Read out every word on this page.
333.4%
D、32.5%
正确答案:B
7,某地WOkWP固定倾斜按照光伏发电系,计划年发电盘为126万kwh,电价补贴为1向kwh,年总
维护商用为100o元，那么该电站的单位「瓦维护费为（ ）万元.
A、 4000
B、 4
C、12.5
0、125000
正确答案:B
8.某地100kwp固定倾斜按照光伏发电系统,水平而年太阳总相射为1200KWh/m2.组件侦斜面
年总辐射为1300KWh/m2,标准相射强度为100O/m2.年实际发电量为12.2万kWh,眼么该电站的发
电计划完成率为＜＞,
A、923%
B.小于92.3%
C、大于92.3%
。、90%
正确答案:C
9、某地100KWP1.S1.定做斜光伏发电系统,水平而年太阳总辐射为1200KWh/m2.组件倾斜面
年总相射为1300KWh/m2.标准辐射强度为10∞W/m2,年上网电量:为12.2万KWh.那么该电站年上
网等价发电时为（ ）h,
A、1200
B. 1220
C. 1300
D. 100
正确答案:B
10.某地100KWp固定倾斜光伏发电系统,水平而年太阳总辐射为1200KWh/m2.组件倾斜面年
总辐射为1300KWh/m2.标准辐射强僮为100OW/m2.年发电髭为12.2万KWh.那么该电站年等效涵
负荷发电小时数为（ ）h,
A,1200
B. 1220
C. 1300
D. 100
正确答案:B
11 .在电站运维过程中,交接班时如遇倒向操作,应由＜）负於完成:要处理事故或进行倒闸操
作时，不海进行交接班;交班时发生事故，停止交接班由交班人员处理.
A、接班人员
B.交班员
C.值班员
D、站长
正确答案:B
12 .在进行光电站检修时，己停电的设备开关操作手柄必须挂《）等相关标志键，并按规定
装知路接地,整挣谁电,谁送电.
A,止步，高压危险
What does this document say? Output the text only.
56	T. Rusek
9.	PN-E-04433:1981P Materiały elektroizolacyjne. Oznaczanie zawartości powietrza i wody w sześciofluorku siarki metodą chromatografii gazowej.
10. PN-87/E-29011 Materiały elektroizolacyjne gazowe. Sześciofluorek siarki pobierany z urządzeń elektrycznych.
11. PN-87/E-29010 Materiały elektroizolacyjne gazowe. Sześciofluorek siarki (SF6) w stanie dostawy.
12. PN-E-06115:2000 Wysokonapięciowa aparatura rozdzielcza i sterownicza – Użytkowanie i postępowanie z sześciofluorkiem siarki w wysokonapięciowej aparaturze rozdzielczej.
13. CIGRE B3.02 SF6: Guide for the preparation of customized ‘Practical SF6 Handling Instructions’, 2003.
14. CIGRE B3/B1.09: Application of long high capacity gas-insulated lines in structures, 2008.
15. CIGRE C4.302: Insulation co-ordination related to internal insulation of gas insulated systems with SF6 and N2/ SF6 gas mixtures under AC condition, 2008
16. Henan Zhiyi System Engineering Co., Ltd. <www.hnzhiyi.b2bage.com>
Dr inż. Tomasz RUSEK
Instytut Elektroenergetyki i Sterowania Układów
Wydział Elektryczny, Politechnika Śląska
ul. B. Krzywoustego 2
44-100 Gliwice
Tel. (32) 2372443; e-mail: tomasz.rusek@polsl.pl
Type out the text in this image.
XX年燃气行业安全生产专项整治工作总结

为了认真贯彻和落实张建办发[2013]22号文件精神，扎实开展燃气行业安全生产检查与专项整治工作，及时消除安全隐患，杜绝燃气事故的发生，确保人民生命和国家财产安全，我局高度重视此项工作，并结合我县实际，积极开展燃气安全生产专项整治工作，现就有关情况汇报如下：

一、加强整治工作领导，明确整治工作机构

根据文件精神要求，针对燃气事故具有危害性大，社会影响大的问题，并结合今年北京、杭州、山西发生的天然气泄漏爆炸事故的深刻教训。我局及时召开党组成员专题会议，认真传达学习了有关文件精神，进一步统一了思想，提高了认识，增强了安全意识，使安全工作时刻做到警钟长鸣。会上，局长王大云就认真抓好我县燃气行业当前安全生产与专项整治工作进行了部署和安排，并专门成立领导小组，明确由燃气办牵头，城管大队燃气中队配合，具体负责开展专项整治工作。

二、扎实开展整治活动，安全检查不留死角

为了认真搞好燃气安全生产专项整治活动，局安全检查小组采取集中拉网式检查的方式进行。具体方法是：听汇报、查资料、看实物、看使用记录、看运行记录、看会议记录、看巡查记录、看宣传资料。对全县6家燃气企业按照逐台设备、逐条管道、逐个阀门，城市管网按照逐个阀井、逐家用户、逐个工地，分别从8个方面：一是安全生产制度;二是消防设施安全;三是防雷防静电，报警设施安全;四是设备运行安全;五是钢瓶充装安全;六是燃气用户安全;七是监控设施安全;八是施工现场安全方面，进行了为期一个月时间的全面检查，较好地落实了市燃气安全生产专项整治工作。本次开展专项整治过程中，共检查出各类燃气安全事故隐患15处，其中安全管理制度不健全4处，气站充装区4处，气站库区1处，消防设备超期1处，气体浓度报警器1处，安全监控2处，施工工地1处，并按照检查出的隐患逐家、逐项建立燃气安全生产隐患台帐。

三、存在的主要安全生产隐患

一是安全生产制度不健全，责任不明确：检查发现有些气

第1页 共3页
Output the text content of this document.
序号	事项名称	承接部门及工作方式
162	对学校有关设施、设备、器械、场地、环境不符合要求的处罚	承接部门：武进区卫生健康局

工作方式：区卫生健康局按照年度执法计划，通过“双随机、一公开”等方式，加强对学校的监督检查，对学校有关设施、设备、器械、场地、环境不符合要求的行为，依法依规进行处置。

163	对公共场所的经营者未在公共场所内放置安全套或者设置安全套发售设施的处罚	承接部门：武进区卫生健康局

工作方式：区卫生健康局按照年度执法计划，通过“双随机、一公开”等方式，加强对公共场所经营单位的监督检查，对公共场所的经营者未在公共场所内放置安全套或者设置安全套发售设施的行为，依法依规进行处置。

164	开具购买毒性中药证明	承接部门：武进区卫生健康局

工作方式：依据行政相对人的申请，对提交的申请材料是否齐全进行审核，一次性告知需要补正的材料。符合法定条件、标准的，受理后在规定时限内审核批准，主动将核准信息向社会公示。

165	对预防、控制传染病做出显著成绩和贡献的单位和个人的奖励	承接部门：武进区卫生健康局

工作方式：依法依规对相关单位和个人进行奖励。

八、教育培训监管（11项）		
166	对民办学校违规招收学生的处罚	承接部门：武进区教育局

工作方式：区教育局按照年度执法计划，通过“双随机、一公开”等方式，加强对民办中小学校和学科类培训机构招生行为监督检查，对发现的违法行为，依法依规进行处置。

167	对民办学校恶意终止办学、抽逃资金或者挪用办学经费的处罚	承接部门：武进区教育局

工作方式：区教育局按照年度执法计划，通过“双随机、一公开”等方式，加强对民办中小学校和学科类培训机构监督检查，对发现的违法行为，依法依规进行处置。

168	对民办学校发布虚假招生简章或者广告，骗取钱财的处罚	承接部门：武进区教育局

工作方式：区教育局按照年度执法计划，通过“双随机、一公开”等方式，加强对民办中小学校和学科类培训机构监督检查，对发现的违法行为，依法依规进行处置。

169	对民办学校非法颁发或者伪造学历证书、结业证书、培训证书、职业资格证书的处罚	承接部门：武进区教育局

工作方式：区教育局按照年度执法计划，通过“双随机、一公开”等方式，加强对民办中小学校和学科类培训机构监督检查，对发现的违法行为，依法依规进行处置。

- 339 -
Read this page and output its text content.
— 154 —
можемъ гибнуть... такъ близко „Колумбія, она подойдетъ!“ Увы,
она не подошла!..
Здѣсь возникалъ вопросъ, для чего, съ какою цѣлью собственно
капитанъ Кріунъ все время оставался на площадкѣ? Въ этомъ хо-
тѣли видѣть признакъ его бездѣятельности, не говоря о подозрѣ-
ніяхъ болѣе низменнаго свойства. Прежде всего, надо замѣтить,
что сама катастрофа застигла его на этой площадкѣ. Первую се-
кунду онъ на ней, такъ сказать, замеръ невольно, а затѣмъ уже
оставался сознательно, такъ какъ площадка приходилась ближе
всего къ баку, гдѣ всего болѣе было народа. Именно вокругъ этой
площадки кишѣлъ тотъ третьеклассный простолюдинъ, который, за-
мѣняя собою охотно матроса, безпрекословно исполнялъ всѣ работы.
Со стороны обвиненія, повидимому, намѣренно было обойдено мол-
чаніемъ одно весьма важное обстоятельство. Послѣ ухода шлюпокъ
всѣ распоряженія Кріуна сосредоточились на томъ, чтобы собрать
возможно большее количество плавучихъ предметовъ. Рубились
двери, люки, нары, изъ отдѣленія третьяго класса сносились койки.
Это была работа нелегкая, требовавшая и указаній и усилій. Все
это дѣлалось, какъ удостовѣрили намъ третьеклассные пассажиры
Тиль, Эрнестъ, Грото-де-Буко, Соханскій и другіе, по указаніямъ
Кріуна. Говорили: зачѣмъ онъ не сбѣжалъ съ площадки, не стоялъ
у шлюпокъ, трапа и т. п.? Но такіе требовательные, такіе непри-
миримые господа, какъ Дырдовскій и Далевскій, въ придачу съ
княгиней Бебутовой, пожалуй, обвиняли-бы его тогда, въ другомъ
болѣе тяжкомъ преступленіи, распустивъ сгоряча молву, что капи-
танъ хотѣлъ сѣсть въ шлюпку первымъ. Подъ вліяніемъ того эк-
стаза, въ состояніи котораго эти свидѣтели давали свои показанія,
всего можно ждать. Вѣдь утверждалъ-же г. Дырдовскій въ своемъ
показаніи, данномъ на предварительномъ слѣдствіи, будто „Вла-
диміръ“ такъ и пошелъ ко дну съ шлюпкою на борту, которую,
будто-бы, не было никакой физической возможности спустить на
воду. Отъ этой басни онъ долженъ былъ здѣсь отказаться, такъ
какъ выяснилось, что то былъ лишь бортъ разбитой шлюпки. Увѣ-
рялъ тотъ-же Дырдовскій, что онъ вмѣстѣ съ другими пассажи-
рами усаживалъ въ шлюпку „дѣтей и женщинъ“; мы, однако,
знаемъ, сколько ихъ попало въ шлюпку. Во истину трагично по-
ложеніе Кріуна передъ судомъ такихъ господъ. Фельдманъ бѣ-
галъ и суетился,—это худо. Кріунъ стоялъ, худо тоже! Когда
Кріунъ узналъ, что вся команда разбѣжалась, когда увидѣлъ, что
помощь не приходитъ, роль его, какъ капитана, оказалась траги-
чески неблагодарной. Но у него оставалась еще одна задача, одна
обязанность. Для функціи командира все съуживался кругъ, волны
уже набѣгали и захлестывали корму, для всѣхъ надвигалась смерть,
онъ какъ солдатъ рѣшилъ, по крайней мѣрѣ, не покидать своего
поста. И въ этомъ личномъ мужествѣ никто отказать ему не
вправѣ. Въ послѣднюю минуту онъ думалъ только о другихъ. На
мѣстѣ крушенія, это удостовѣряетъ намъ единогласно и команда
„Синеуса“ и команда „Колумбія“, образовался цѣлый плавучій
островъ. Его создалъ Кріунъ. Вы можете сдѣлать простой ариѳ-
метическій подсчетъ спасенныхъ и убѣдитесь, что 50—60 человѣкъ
—————
» To be done
Look for lines containing the string "Колумбія" and copy them all.

» Task response
можемъ гибнуть... такъ близко „Колумбія, она подойдетъ!“ Увы,
„Синеуса“ и команда „Колумбія“, образовался цѣлый плавучій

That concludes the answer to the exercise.